DO THIS –
Exclude the pictures, then repeat the remaining data exactly.

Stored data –
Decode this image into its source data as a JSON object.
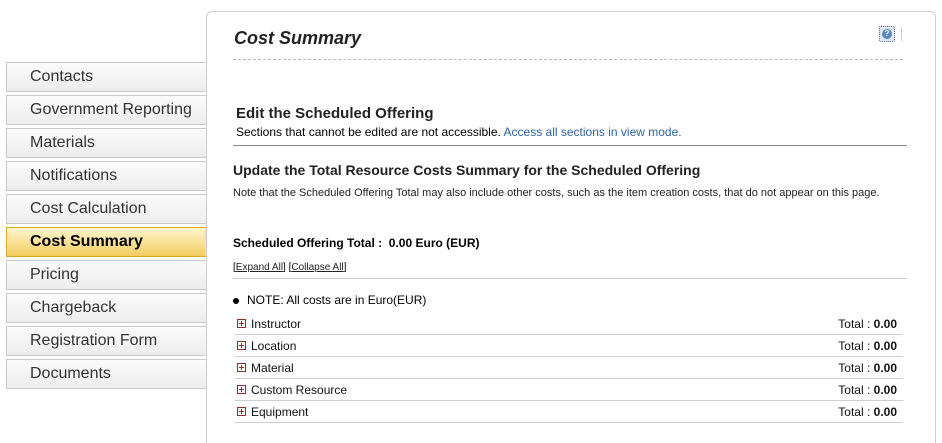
{
  "sidebar": {
    "items": [
      {
        "label": "Contacts"
      },
      {
        "label": "Government Reporting"
      },
      {
        "label": "Materials"
      },
      {
        "label": "Notifications"
      },
      {
        "label": "Cost Calculation"
      },
      {
        "label": "Cost Summary",
        "active": true
      },
      {
        "label": "Pricing"
      },
      {
        "label": "Chargeback"
      },
      {
        "label": "Registration Form"
      },
      {
        "label": "Documents"
      }
    ]
  },
  "header": {
    "title": "Cost Summary",
    "help_icon": "help-icon"
  },
  "edit": {
    "title": "Edit the Scheduled Offering",
    "desc": "Sections that cannot be edited are not accessible.",
    "link": "Access all sections in view mode."
  },
  "update": {
    "title": "Update the Total Resource Costs Summary for the Scheduled Offering",
    "note": "Note that the Scheduled Offering Total may also include other costs, such as the item creation costs, that do not appear on this page.",
    "total_label": "Scheduled Offering Total :",
    "total_value": "0.00 Euro (EUR)",
    "expand_all": "Expand All",
    "collapse_all": "Collapse All",
    "bullet_note": "NOTE: All costs are in Euro(EUR)"
  },
  "costs": [
    {
      "name": "Instructor",
      "total_label": "Total :",
      "total": "0.00"
    },
    {
      "name": "Location",
      "total_label": "Total :",
      "total": "0.00"
    },
    {
      "name": "Material",
      "total_label": "Total :",
      "total": "0.00"
    },
    {
      "name": "Custom Resource",
      "total_label": "Total :",
      "total": "0.00"
    },
    {
      "name": "Equipment",
      "total_label": "Total :",
      "total": "0.00"
    }
  ],
  "colors": {
    "active_tab": "#f2cd60",
    "link": "#2a63a8",
    "expand_icon": "#9a2b2b"
  }
}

FINAL ANSWER –
Decode this image into its source data as a JSON object.
{
  "sidebar": {
    "items": [
      {
        "label": "Contacts"
      },
      {
        "label": "Government Reporting"
      },
      {
        "label": "Materials"
      },
      {
        "label": "Notifications"
      },
      {
        "label": "Cost Calculation"
      },
      {
        "label": "Cost Summary",
        "active": true
      },
      {
        "label": "Pricing"
      },
      {
        "label": "Chargeback"
      },
      {
        "label": "Registration Form"
      },
      {
        "label": "Documents"
      }
    ]
  },
  "header": {
    "title": "Cost Summary",
    "help_icon": "help-icon"
  },
  "edit": {
    "title": "Edit the Scheduled Offering",
    "desc": "Sections that cannot be edited are not accessible.",
    "link": "Access all sections in view mode."
  },
  "update": {
    "title": "Update the Total Resource Costs Summary for the Scheduled Offering",
    "note": "Note that the Scheduled Offering Total may also include other costs, such as the item creation costs, that do not appear on this page.",
    "total_label": "Scheduled Offering Total :",
    "total_value": "0.00 Euro (EUR)",
    "expand_all": "Expand All",
    "collapse_all": "Collapse All",
    "bullet_note": "NOTE: All costs are in Euro(EUR)"
  },
  "costs": [
    {
      "name": "Instructor",
      "total_label": "Total :",
      "total": "0.00"
    },
    {
      "name": "Location",
      "total_label": "Total :",
      "total": "0.00"
    },
    {
      "name": "Material",
      "total_label": "Total :",
      "total": "0.00"
    },
    {
      "name": "Custom Resource",
      "total_label": "Total :",
      "total": "0.00"
    },
    {
      "name": "Equipment",
      "total_label": "Total :",
      "total": "0.00"
    }
  ],
  "colors": {
    "active_tab": "#f2cd60",
    "link": "#2a63a8",
    "expand_icon": "#9a2b2b"
  }
}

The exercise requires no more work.